■ **YOUR OBJECTIVE**
Your reply should be a single number: how many lines contain the string "Déclarative".

■ **DATASET EXTRACT**

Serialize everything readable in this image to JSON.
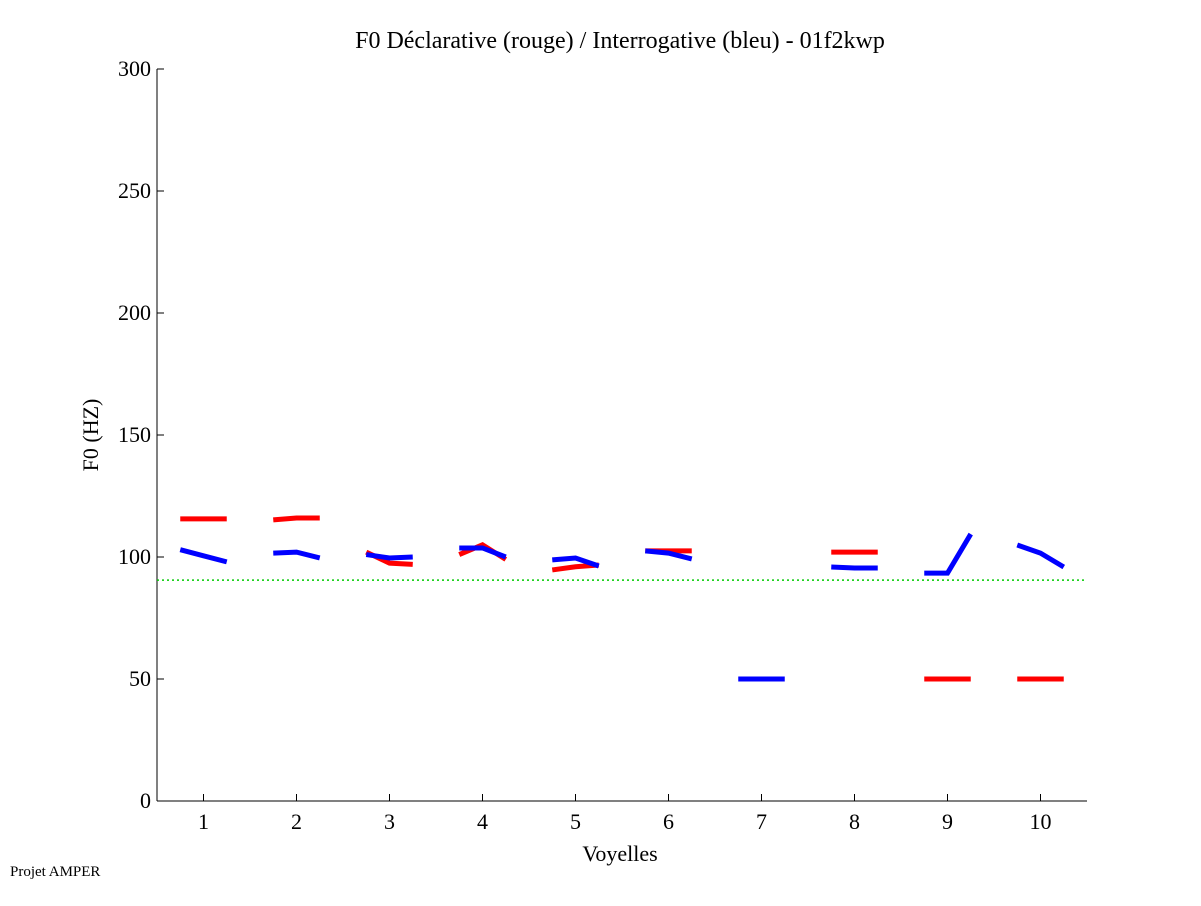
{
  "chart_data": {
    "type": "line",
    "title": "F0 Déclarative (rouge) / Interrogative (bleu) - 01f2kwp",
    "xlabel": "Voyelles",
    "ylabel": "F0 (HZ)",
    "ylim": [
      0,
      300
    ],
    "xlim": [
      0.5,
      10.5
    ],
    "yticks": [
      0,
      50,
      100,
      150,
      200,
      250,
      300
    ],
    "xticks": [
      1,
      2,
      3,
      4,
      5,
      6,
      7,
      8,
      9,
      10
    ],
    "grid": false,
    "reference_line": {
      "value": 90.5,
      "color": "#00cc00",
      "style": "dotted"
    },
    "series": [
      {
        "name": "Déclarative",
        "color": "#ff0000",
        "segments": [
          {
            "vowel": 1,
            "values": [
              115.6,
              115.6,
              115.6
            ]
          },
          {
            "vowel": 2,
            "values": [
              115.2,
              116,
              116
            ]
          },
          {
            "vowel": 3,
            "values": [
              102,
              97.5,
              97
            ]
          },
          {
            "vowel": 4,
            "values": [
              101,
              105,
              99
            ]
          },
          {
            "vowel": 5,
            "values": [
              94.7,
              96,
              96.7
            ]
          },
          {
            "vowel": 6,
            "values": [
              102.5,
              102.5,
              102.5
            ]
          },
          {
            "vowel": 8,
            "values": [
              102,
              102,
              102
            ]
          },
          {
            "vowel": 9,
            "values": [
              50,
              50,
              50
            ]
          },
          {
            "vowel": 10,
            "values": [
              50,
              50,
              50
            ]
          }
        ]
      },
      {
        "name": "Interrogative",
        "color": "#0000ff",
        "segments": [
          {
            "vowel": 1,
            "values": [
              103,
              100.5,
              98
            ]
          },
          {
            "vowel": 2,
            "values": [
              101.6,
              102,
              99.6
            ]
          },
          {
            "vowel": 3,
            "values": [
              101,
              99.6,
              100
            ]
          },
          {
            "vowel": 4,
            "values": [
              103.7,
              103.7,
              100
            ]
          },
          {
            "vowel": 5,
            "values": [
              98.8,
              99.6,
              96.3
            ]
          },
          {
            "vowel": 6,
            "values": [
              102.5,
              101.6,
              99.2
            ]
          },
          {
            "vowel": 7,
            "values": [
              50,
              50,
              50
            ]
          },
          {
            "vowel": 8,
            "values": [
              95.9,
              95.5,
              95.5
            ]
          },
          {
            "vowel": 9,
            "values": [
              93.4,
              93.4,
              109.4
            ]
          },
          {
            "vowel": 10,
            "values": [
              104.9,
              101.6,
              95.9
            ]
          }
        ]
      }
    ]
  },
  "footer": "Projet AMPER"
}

* * *

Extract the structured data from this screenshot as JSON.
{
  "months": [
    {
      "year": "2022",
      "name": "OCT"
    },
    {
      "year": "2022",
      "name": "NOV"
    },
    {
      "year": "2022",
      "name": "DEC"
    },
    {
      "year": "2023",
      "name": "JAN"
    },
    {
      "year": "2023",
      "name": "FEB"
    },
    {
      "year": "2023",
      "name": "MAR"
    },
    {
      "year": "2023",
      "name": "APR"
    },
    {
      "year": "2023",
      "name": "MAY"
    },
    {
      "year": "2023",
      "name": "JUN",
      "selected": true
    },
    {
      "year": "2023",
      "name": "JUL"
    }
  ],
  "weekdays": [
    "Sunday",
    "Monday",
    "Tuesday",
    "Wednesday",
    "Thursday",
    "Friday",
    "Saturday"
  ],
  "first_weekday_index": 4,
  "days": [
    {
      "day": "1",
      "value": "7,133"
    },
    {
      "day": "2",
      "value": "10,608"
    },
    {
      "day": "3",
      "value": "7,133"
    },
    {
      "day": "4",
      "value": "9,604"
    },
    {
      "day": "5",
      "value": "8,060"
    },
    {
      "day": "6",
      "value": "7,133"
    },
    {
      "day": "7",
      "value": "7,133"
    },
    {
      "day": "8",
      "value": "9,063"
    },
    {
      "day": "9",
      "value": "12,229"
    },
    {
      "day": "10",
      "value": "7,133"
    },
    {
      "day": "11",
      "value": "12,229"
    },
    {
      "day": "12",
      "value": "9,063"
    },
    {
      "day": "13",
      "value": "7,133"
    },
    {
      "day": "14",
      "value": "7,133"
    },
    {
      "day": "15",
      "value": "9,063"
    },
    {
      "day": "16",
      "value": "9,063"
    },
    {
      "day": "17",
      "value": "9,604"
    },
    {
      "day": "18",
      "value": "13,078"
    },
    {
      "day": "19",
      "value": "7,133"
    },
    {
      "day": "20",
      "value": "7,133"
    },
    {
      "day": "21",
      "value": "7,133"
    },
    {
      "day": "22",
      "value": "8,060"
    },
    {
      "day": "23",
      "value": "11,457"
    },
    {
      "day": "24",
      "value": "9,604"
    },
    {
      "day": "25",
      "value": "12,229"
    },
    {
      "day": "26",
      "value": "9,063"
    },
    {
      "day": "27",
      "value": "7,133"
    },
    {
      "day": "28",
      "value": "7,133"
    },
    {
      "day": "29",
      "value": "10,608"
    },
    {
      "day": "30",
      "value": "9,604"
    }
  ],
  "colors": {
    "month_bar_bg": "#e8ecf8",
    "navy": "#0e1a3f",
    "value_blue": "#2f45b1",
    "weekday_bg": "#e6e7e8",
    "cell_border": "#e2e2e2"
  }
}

...

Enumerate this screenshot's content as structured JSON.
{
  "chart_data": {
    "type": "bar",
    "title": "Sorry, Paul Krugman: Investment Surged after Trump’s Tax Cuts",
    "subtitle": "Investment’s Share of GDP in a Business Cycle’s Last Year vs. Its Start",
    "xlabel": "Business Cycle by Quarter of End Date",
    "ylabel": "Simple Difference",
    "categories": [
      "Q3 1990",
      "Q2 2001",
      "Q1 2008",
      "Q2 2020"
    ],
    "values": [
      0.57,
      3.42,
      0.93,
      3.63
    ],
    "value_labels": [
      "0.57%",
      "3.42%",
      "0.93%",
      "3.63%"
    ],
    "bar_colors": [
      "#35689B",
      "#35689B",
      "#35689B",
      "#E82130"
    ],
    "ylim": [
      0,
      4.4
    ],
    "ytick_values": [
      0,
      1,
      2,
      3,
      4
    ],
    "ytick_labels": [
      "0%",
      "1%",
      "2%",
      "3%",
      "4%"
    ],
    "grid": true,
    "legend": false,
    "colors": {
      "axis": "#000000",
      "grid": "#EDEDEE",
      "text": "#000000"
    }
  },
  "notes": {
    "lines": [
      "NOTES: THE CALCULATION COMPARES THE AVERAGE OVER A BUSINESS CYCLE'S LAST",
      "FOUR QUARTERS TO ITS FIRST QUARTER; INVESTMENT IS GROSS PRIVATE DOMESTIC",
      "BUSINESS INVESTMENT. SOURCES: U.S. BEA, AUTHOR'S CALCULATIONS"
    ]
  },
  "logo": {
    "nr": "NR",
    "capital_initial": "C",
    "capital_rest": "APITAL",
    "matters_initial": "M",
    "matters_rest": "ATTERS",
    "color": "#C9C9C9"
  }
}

■ **THE ANSWER**
2